## start

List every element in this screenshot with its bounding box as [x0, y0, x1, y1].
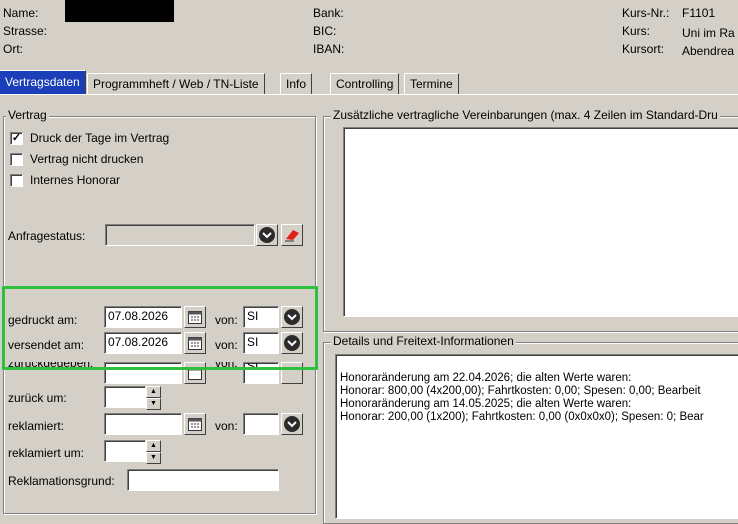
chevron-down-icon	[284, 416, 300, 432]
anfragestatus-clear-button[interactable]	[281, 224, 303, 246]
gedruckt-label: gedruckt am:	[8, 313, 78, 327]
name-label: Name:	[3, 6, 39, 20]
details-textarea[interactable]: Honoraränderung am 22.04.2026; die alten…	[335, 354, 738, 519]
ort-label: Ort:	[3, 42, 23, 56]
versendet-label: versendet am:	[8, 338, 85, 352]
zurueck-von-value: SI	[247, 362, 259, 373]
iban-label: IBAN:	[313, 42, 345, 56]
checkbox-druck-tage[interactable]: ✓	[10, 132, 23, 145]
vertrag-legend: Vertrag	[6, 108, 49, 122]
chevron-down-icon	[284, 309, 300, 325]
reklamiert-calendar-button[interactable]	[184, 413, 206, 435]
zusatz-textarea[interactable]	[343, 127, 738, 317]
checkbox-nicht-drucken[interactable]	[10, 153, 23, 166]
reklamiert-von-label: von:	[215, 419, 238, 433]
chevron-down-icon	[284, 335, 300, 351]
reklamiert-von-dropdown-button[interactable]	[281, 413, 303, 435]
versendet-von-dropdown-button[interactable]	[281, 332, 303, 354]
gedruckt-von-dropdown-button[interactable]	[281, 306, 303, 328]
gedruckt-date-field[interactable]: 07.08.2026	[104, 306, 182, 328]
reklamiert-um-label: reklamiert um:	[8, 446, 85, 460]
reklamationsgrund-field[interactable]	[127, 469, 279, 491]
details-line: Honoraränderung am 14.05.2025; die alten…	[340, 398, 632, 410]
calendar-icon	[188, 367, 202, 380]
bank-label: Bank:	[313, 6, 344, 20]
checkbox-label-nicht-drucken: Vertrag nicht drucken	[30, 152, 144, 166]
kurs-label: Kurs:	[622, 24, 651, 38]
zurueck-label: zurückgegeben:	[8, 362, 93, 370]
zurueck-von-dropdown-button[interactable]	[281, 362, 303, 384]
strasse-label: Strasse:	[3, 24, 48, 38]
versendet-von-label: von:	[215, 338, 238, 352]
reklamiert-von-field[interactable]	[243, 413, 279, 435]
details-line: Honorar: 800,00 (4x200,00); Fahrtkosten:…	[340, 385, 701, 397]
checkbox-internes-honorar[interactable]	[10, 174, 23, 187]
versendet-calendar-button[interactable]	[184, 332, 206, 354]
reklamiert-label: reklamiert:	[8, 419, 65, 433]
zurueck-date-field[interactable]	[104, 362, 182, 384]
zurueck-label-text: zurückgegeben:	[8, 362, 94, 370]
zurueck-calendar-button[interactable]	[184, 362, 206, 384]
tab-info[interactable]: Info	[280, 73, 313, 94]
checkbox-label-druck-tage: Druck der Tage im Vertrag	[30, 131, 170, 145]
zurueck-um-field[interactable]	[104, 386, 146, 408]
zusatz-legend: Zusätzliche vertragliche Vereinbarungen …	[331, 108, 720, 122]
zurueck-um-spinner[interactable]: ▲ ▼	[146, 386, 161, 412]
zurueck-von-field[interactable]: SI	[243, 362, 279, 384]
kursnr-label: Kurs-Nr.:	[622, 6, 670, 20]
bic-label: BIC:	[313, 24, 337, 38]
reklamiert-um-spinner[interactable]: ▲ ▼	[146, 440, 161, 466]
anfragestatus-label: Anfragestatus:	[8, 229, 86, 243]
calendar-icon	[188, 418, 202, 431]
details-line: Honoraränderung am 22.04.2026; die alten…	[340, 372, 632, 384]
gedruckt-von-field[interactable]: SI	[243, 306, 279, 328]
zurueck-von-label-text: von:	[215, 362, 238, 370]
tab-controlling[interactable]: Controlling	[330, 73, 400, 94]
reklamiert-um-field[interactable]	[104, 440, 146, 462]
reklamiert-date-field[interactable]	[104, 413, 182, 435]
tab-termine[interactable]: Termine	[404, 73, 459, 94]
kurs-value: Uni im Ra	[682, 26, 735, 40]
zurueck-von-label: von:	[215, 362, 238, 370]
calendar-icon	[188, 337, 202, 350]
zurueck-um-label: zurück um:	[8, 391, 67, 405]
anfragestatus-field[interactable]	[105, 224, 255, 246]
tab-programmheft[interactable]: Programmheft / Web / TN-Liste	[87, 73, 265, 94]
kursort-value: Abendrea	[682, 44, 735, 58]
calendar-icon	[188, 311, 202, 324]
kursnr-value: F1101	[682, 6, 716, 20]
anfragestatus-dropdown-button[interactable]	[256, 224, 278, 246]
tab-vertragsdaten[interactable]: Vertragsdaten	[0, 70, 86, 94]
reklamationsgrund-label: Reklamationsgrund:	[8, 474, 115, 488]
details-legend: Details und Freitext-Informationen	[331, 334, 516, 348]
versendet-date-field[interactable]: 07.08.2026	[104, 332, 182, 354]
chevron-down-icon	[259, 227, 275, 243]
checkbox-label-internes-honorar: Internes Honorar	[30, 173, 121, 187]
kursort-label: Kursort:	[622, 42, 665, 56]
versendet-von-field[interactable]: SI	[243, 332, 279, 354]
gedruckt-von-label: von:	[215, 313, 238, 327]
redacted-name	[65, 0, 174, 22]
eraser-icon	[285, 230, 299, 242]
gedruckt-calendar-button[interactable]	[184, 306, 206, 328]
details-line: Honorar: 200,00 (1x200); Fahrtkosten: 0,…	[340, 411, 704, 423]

## end
## start

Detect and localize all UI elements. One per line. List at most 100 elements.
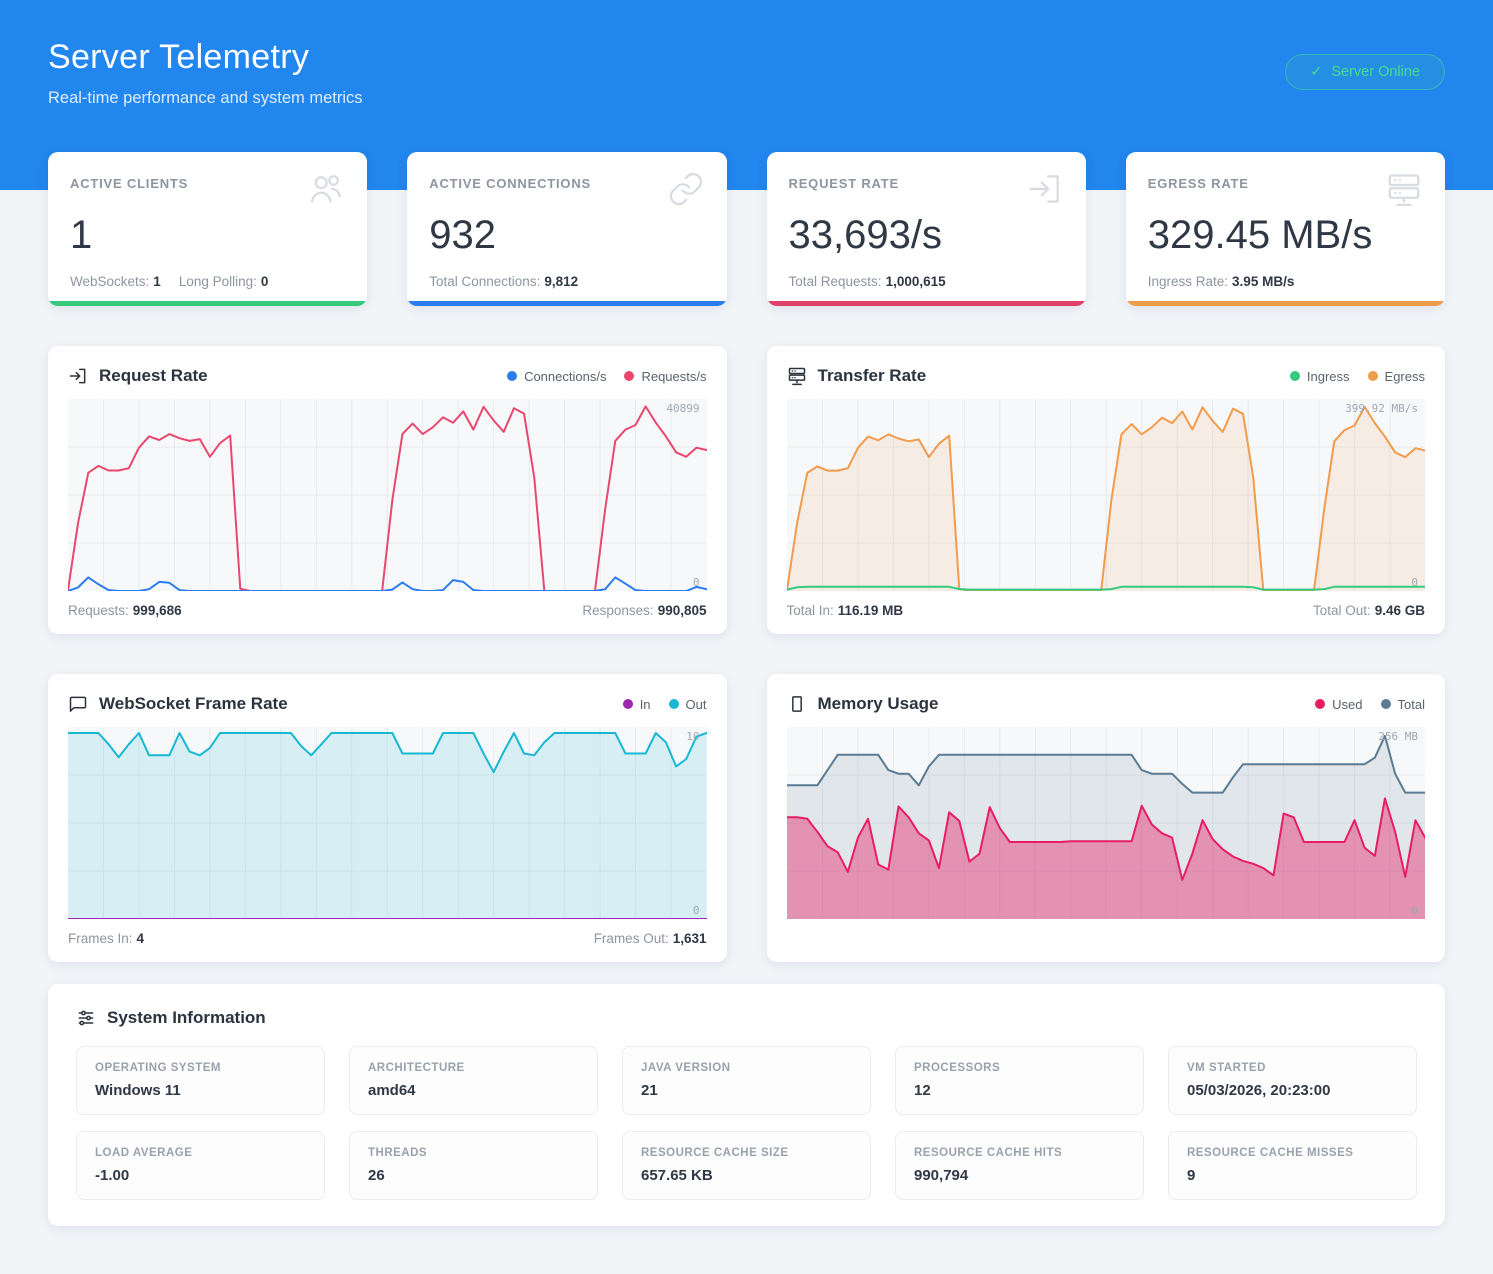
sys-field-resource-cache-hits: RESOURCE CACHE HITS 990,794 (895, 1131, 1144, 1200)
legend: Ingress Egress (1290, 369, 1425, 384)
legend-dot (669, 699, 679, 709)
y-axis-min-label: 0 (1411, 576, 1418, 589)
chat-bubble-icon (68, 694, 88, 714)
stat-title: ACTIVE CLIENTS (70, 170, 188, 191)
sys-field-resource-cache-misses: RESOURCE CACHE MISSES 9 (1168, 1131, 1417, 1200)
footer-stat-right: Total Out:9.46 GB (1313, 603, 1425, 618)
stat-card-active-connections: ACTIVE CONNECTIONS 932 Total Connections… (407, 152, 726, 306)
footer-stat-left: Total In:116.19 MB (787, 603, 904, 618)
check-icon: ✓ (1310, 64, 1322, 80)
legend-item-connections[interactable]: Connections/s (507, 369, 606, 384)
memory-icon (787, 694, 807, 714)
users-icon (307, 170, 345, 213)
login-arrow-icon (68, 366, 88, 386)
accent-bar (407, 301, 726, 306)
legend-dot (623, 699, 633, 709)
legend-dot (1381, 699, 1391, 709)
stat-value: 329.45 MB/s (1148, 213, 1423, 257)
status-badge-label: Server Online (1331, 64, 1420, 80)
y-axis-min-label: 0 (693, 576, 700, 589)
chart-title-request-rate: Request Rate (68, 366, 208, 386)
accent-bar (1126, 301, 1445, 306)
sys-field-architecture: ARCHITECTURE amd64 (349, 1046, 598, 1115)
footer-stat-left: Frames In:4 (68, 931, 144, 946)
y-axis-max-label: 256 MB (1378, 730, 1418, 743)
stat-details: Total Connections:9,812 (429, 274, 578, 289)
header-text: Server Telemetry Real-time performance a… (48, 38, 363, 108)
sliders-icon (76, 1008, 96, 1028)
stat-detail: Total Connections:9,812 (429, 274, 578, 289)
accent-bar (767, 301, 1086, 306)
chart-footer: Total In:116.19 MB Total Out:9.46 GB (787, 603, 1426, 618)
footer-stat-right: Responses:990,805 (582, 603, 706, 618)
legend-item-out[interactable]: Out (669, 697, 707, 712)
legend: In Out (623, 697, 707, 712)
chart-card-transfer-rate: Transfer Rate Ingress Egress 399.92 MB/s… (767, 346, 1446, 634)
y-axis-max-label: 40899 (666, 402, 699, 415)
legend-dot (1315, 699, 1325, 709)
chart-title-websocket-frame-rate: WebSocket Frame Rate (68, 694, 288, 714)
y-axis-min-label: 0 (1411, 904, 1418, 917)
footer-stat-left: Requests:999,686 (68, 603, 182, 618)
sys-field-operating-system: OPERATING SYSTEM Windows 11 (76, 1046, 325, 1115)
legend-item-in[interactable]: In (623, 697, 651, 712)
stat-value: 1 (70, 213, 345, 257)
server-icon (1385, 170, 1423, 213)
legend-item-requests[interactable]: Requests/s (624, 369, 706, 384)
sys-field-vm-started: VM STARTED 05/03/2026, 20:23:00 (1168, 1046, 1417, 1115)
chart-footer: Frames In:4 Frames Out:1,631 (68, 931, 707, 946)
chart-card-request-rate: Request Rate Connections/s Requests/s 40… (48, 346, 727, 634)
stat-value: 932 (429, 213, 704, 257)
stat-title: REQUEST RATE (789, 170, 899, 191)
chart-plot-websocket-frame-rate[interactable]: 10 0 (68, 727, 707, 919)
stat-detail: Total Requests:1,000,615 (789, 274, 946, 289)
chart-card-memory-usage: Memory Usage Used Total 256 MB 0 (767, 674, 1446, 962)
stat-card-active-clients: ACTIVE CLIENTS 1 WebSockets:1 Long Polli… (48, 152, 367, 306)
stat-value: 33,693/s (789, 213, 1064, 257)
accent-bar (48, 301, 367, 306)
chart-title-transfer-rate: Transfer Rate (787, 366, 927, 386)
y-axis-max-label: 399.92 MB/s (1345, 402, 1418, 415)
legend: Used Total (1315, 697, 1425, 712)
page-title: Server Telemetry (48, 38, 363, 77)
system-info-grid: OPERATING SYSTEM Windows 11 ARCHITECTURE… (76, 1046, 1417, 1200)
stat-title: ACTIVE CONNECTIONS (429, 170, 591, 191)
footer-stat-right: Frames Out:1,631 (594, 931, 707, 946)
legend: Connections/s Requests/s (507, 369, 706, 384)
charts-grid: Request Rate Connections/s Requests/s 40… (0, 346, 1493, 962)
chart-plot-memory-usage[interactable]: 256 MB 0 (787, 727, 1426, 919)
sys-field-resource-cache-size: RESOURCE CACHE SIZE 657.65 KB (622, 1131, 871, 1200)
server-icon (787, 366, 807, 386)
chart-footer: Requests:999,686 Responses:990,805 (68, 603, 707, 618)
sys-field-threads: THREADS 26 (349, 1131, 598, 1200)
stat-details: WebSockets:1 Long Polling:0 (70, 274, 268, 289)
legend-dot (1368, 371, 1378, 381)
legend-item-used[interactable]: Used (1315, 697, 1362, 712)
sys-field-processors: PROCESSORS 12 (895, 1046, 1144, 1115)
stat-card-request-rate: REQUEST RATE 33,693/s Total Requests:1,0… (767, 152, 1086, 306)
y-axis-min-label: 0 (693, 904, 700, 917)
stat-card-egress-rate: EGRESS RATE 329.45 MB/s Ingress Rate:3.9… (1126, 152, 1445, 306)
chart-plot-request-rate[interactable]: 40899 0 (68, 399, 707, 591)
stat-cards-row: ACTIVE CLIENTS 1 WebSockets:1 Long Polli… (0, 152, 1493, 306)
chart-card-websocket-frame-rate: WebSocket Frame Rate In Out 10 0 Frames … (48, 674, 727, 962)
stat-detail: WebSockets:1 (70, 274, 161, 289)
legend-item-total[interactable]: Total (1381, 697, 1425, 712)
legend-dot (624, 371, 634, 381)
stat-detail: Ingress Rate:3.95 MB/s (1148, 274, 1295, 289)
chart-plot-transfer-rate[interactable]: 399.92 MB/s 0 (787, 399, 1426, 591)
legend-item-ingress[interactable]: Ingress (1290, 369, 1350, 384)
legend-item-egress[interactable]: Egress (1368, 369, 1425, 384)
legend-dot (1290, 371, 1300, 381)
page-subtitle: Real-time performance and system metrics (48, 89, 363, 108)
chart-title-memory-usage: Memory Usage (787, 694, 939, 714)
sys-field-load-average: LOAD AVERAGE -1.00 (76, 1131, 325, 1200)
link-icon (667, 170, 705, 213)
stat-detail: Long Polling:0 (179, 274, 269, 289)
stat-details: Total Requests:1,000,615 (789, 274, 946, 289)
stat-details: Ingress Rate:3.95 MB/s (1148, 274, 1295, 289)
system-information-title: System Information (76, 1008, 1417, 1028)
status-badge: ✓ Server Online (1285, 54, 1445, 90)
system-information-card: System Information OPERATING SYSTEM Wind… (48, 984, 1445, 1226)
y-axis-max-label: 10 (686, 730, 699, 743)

## end
## start

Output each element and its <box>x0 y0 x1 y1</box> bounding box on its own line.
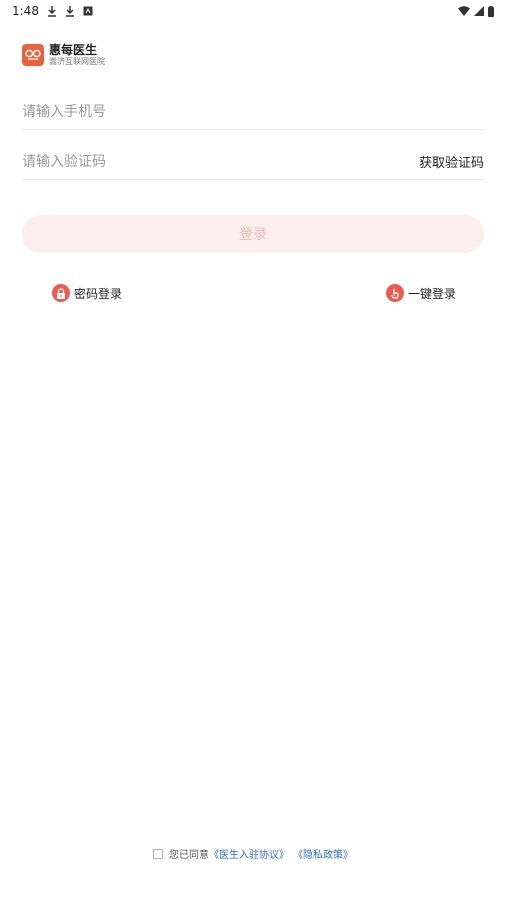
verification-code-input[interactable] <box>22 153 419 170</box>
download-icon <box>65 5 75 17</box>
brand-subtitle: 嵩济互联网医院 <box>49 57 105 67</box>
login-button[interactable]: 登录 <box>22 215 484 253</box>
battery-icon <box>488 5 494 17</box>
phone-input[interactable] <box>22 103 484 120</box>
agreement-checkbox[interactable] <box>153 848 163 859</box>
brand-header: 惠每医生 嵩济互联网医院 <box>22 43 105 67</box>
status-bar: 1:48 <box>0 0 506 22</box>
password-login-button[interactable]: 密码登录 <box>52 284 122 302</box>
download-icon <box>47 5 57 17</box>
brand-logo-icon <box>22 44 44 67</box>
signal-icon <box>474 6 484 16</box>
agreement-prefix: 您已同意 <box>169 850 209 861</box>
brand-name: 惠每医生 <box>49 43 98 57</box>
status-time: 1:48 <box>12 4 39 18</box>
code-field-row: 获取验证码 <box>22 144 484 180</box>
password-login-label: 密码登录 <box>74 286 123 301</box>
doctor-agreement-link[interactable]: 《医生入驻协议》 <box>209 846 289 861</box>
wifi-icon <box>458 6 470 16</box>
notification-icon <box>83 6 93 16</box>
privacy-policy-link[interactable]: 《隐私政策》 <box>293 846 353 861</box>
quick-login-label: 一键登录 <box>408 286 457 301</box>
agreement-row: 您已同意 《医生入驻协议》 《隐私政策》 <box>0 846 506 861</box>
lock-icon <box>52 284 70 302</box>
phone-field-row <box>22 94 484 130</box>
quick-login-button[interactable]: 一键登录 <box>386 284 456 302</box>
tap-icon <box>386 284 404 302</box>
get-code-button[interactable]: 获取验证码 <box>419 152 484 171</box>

## end

**WHAT YOU NEED TO DO**: Reproduce the data starting at the line that contains "sys-field-resource-cache-hits: RESOURCE CACHE" and ending after the line that contains "legend-dot (1315, 699, 1325, 709)".

**FINISHED TASK**:
sys-field-resource-cache-hits: RESOURCE CACHE HITS 990,794 (895, 1131, 1144, 1200)
legend: Ingress Egress (1290, 369, 1425, 384)
legend-dot (669, 699, 679, 709)
y-axis-min-label: 0 (1411, 576, 1418, 589)
chat-bubble-icon (68, 694, 88, 714)
stat-title: ACTIVE CLIENTS (70, 170, 188, 191)
sys-field-resource-cache-misses: RESOURCE CACHE MISSES 9 (1168, 1131, 1417, 1200)
footer-stat-right: Total Out:9.46 GB (1313, 603, 1425, 618)
stat-card-active-connections: ACTIVE CONNECTIONS 932 Total Connections… (407, 152, 726, 306)
footer-stat-left: Total In:116.19 MB (787, 603, 904, 618)
check-icon: ✓ (1310, 64, 1322, 80)
legend-item-connections[interactable]: Connections/s (507, 369, 606, 384)
memory-icon (787, 694, 807, 714)
users-icon (307, 170, 345, 213)
login-arrow-icon (68, 366, 88, 386)
accent-bar (407, 301, 726, 306)
legend-dot (623, 699, 633, 709)
legend-dot (1381, 699, 1391, 709)
stat-value: 329.45 MB/s (1148, 213, 1423, 257)
status-badge-label: Server Online (1331, 64, 1420, 80)
y-axis-min-label: 0 (693, 576, 700, 589)
chart-title-request-rate: Request Rate (68, 366, 208, 386)
accent-bar (1126, 301, 1445, 306)
sys-field-architecture: ARCHITECTURE amd64 (349, 1046, 598, 1115)
footer-stat-left: Frames In:4 (68, 931, 144, 946)
y-axis-max-label: 256 MB (1378, 730, 1418, 743)
stat-details: Total Connections:9,812 (429, 274, 578, 289)
header-text: Server Telemetry Real-time performance a… (48, 38, 363, 108)
sliders-icon (76, 1008, 96, 1028)
stat-detail: Total Connections:9,812 (429, 274, 578, 289)
accent-bar (767, 301, 1086, 306)
chart-footer: Total In:116.19 MB Total Out:9.46 GB (787, 603, 1426, 618)
footer-stat-right: Responses:990,805 (582, 603, 706, 618)
legend-item-out[interactable]: Out (669, 697, 707, 712)
legend: In Out (623, 697, 707, 712)
chart-card-transfer-rate: Transfer Rate Ingress Egress 399.92 MB/s… (767, 346, 1446, 634)
y-axis-max-label: 40899 (666, 402, 699, 415)
legend-dot (1315, 699, 1325, 709)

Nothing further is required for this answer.